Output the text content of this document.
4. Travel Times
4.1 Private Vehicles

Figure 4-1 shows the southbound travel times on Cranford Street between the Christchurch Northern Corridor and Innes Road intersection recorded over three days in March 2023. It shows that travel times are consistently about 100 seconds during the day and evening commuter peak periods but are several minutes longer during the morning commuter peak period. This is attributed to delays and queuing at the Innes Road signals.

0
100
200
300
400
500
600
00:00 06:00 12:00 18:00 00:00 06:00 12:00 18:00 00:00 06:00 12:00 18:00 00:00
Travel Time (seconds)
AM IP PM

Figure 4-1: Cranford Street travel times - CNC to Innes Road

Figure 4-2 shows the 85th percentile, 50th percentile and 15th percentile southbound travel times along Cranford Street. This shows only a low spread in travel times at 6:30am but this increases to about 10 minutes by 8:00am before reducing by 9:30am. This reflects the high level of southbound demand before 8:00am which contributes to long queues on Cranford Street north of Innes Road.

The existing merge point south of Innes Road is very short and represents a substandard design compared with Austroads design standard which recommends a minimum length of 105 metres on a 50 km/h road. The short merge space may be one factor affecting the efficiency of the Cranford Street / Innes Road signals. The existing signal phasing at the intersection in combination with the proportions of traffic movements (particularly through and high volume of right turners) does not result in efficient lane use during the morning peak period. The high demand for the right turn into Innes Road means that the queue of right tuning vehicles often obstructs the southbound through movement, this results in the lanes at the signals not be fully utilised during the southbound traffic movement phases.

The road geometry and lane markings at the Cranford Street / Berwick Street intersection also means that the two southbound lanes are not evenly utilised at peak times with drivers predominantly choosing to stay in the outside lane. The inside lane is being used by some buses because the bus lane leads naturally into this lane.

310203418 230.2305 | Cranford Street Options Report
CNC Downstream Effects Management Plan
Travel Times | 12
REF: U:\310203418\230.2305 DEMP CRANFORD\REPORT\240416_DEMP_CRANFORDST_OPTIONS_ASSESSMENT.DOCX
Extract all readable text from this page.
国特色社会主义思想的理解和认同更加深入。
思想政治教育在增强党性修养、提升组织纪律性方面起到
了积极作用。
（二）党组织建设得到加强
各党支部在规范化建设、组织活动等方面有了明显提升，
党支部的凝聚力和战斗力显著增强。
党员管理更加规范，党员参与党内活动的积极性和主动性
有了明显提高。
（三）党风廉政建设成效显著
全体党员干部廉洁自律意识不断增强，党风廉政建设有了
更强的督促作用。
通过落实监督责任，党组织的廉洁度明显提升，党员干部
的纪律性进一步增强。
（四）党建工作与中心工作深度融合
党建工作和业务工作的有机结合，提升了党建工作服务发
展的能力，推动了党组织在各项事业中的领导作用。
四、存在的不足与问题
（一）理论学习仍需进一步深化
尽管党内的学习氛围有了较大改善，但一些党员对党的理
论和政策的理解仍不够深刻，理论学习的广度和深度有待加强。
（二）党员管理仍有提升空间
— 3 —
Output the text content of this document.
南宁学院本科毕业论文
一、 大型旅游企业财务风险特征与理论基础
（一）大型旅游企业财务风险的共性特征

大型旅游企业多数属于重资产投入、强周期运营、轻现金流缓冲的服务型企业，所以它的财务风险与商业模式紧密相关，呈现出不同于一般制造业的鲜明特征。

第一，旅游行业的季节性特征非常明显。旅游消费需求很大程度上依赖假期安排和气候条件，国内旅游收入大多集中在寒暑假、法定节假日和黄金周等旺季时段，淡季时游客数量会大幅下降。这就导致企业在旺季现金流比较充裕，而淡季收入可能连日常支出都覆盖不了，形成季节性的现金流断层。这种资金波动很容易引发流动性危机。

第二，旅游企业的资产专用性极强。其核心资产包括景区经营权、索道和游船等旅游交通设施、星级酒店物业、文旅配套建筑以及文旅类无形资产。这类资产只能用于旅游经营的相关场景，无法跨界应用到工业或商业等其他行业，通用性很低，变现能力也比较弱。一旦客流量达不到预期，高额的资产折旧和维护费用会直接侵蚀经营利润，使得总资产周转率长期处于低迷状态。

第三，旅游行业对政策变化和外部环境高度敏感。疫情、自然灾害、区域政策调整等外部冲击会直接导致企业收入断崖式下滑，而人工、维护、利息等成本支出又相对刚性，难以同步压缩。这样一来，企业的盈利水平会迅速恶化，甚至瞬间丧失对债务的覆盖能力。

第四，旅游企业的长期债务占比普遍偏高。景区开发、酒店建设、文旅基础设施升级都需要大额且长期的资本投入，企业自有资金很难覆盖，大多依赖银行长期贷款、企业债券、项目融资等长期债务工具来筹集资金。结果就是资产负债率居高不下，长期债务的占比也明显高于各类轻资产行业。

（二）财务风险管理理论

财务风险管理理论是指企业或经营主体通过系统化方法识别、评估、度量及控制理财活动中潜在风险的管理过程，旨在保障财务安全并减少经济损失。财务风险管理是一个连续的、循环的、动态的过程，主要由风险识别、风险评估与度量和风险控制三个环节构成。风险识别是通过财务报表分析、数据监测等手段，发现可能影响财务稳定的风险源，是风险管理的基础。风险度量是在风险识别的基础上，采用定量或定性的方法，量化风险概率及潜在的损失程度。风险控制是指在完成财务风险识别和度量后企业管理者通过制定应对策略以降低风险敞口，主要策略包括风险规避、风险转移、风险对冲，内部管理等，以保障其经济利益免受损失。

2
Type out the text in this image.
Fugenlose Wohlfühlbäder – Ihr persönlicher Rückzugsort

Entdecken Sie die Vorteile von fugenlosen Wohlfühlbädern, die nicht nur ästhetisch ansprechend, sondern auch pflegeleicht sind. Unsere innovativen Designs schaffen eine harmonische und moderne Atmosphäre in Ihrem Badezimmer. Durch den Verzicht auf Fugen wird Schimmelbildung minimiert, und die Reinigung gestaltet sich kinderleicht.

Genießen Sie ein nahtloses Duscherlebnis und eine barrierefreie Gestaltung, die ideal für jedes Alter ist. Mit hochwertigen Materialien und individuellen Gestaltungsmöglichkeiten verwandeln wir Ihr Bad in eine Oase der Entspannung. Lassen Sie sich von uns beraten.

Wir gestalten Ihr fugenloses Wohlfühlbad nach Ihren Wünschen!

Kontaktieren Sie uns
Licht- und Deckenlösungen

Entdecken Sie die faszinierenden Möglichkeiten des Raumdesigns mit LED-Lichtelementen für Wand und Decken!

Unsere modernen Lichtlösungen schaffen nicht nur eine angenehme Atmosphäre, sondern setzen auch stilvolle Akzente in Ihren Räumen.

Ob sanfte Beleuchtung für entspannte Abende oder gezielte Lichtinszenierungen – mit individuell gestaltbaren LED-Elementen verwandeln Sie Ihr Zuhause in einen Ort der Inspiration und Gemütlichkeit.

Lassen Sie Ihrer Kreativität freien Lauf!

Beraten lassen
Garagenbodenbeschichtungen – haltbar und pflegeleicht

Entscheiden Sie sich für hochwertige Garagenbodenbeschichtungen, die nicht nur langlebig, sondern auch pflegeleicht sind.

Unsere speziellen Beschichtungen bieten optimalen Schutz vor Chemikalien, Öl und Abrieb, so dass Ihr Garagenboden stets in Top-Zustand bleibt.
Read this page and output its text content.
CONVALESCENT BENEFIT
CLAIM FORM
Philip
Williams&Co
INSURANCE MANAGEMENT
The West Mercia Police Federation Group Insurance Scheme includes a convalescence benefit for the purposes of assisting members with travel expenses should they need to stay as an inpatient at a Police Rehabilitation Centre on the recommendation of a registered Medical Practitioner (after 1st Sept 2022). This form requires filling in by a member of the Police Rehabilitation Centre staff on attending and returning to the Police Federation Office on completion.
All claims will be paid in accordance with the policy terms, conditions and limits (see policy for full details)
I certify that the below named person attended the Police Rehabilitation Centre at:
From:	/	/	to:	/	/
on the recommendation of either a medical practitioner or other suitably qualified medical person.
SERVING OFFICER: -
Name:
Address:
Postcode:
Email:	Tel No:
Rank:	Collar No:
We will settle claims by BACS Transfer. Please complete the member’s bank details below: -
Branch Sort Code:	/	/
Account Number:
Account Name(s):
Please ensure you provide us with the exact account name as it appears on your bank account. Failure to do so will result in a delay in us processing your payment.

....................

● What you are asked to do
In the entries above, find every line with the word "member" and list it.

● The solution
The West Mercia Police Federation Group Insurance Scheme includes a convalescence benefit for the purposes of assisting members with travel expenses should they need to stay as an inpatient at a Police Rehabilitation Centre on the recommendation of a registered Medical Practitioner (after 1st Sept 2022). This form requires filling in by a member of the Police Rehabilitation Centre staff on attending and returning to the Police Federation Office on completion.
We will settle claims by BACS Transfer. Please complete the member’s bank details below: -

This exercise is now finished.